*What is required*: Which lines in the records below mention the word "name"? Copy each one out.

*Data records*:
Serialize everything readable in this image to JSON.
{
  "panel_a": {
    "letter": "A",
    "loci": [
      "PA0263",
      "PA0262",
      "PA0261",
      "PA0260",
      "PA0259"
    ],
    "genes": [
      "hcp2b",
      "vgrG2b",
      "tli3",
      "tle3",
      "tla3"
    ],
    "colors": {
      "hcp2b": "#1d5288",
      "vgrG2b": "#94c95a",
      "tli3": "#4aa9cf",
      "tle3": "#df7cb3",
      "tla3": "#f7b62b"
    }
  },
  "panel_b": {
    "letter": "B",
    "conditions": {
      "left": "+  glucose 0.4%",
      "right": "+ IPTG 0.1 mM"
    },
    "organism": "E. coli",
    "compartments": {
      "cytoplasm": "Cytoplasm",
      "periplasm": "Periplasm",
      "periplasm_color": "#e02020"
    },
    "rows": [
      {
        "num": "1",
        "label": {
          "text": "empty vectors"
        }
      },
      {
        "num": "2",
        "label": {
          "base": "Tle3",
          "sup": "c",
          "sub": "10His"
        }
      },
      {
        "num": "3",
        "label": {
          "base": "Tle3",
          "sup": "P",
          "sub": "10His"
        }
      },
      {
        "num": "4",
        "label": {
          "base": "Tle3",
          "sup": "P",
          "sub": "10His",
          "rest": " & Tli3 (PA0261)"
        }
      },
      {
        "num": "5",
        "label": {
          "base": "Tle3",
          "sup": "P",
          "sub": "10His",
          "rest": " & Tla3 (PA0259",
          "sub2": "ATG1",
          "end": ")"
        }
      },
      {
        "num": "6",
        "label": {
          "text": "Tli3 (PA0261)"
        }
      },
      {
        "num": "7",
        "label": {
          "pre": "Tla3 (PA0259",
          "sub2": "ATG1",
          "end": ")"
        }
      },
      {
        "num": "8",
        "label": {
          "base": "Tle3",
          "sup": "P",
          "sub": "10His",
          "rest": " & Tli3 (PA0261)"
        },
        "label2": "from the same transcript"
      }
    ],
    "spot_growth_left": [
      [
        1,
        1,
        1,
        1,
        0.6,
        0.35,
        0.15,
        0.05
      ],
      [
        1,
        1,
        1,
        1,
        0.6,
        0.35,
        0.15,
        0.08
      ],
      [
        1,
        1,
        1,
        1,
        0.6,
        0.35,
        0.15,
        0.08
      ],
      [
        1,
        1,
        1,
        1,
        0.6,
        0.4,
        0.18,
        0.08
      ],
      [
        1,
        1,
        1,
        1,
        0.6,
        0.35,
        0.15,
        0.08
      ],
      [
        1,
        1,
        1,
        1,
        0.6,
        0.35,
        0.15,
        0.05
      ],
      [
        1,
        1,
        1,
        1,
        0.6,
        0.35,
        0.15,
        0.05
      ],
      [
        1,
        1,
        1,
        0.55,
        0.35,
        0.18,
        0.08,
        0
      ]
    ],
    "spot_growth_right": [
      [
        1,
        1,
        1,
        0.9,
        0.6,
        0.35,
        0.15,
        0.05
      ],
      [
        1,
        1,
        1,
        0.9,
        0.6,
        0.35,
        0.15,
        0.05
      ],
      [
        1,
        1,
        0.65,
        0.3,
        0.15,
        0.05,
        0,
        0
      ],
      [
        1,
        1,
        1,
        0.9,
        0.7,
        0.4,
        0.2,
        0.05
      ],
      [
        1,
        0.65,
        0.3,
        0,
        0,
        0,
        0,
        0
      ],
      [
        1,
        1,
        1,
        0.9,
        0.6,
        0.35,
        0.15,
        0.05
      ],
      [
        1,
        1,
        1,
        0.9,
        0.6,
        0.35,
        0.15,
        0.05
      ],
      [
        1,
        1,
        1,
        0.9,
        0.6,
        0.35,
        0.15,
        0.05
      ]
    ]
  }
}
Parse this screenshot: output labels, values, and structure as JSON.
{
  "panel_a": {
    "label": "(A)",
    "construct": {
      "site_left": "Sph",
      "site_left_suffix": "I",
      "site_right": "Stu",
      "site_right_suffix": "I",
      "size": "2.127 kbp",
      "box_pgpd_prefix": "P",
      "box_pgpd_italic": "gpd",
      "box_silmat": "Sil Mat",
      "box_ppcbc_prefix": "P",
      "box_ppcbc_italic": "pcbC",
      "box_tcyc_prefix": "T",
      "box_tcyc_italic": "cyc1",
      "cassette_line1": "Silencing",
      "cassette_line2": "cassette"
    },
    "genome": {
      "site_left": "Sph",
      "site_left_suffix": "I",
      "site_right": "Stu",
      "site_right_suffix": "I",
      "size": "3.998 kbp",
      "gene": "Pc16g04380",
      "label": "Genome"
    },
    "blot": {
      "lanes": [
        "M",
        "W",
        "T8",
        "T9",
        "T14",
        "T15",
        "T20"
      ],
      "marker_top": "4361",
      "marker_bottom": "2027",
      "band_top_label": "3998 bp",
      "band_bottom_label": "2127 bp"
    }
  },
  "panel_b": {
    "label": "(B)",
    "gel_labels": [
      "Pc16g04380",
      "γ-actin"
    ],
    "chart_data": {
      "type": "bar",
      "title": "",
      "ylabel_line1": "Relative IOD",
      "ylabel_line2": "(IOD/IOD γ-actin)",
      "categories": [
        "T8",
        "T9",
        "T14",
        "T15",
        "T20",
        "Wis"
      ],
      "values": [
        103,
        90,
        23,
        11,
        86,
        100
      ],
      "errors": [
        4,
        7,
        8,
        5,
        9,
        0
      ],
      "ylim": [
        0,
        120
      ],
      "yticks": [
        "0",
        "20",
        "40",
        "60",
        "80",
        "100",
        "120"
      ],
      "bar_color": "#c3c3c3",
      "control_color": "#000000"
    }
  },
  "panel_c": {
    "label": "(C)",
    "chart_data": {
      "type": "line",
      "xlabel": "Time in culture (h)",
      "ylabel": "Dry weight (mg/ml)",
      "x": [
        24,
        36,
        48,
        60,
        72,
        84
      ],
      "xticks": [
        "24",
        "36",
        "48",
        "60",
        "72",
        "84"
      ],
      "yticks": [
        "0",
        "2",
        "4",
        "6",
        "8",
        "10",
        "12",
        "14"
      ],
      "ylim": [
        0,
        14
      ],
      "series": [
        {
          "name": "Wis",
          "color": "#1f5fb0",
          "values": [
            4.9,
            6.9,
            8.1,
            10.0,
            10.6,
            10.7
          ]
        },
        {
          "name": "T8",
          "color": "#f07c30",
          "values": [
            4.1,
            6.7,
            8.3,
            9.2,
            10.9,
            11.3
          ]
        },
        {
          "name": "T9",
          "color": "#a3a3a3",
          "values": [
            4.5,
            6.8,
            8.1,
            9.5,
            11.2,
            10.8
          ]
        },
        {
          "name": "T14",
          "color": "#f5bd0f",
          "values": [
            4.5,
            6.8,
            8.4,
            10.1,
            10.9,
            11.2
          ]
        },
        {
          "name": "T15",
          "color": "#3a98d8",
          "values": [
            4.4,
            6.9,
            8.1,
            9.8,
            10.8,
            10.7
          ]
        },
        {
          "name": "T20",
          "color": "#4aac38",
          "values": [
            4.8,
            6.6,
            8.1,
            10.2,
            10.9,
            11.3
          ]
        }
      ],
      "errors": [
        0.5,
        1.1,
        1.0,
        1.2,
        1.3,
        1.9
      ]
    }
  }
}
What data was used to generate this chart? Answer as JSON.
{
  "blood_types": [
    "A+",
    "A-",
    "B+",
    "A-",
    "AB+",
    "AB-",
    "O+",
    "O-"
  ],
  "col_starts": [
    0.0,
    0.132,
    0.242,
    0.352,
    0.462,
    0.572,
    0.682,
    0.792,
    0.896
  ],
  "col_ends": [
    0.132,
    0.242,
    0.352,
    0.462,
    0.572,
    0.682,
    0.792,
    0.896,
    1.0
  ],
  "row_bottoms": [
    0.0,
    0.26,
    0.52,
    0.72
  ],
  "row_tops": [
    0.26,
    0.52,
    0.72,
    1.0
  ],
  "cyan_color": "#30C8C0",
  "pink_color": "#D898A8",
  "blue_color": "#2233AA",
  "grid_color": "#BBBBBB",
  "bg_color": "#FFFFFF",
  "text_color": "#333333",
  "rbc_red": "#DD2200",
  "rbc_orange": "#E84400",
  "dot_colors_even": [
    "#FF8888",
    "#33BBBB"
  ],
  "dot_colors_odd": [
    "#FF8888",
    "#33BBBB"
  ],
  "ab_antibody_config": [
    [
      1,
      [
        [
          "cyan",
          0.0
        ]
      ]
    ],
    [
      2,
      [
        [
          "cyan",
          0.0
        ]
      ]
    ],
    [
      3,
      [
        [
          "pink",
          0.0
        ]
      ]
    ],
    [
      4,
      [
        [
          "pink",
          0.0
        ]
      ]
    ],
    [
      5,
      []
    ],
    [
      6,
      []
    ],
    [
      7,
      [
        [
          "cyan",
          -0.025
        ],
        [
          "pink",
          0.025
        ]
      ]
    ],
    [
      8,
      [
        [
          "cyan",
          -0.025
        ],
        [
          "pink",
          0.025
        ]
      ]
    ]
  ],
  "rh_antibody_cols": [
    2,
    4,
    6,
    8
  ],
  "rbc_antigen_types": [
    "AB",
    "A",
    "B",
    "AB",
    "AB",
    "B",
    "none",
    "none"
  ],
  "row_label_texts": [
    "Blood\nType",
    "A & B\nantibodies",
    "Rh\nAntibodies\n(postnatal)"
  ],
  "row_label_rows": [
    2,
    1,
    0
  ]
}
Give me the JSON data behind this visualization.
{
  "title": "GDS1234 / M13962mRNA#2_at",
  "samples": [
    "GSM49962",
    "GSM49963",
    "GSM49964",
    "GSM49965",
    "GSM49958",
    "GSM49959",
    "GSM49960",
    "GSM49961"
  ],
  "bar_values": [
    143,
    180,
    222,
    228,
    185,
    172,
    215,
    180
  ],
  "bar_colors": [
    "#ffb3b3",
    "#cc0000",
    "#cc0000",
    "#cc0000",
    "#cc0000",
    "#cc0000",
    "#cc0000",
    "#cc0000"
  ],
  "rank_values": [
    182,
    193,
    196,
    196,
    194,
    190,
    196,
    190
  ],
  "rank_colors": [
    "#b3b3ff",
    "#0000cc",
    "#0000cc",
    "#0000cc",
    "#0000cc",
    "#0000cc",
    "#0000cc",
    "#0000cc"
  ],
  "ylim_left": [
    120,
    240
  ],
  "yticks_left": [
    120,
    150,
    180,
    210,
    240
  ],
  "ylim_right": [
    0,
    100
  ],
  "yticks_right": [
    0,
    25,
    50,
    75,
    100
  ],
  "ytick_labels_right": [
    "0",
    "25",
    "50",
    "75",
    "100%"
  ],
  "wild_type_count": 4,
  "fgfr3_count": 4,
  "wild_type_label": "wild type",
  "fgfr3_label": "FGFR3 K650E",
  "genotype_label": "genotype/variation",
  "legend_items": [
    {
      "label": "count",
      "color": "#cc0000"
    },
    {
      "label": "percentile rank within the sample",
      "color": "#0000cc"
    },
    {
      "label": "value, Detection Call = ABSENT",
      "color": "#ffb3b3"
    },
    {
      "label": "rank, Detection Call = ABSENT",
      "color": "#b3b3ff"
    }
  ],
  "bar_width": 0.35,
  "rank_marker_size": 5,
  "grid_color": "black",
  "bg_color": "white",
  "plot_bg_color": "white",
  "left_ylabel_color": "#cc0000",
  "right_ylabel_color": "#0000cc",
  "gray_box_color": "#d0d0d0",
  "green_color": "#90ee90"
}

*Answer to this problem*:
          "name": "Wis",
          "name": "T8",
          "name": "T9",
          "name": "T14",
          "name": "T15",
          "name": "T20",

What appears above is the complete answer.